▶ Instructions for the task
Read the listing below and copy out every line that holds "text".

**** Records supplied ****

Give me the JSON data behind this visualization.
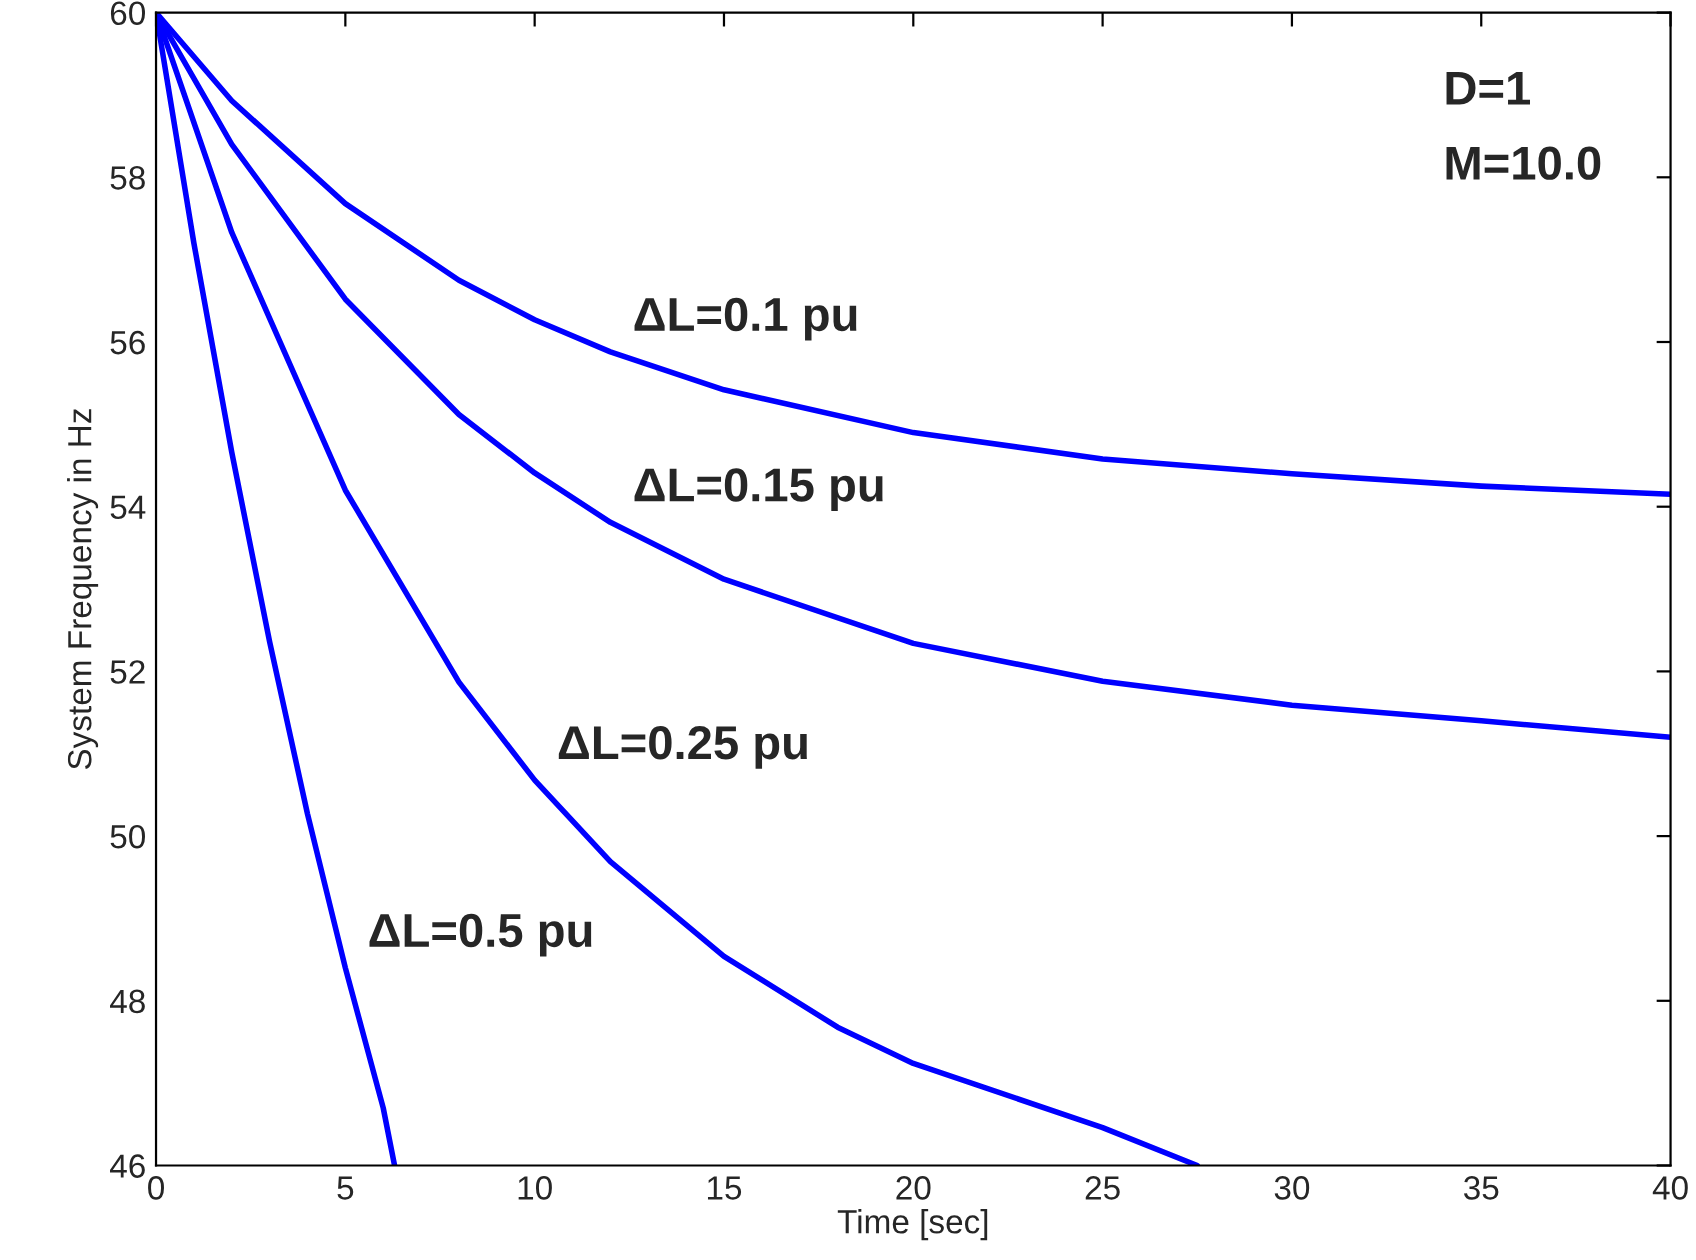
{
  "chart_data": {
    "type": "line",
    "xlabel": "Time [sec]",
    "ylabel": "System Frequency in Hz",
    "xlim": [
      0,
      40
    ],
    "ylim": [
      46,
      60
    ],
    "xticks": [
      0,
      5,
      10,
      15,
      20,
      25,
      30,
      35,
      40
    ],
    "yticks": [
      46,
      48,
      50,
      52,
      54,
      56,
      58,
      60
    ],
    "grid": false,
    "marker": "none",
    "line_style": "solid",
    "series": [
      {
        "color": "#0000ff",
        "x": [
          0,
          2,
          5,
          8,
          10,
          12,
          15,
          20,
          25,
          30,
          35,
          40
        ],
        "values": [
          60,
          58.93,
          57.68,
          56.75,
          56.27,
          55.88,
          55.42,
          54.9,
          54.58,
          54.4,
          54.25,
          54.15
        ]
      },
      {
        "color": "#0000ff",
        "x": [
          0,
          2,
          5,
          8,
          10,
          12,
          15,
          20,
          25,
          30,
          35,
          40
        ],
        "values": [
          60,
          58.4,
          56.52,
          55.12,
          54.41,
          53.81,
          53.12,
          52.34,
          51.88,
          51.59,
          51.4,
          51.2
        ]
      },
      {
        "color": "#0000ff",
        "x": [
          0,
          2,
          5,
          8,
          10,
          12,
          15,
          18,
          20,
          25,
          27.5
        ],
        "values": [
          60,
          57.33,
          54.2,
          51.87,
          50.68,
          49.69,
          48.54,
          47.68,
          47.24,
          46.46,
          46.0
        ]
      },
      {
        "color": "#0000ff",
        "x": [
          0,
          1,
          2,
          3,
          4,
          5,
          6,
          6.3
        ],
        "values": [
          60,
          57.2,
          54.66,
          52.36,
          50.27,
          48.4,
          46.7,
          46.0
        ]
      }
    ],
    "annotations": [
      "D=1",
      "M=10.0",
      {
        "text": "ΔL=0.1 pu",
        "x": 12,
        "y": 55.88
      },
      {
        "text": "ΔL=0.15 pu",
        "x": 12,
        "y": 53.81
      },
      {
        "text": "ΔL=0.25 pu",
        "x": 10,
        "y": 50.68
      },
      {
        "text": "ΔL=0.5 pu",
        "x": 5,
        "y": 48.4
      }
    ]
  }
}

****

▶ Solution to this problem
        "text": "ΔL=0.1 pu",
        "text": "ΔL=0.15 pu",
        "text": "ΔL=0.25 pu",
        "text": "ΔL=0.5 pu",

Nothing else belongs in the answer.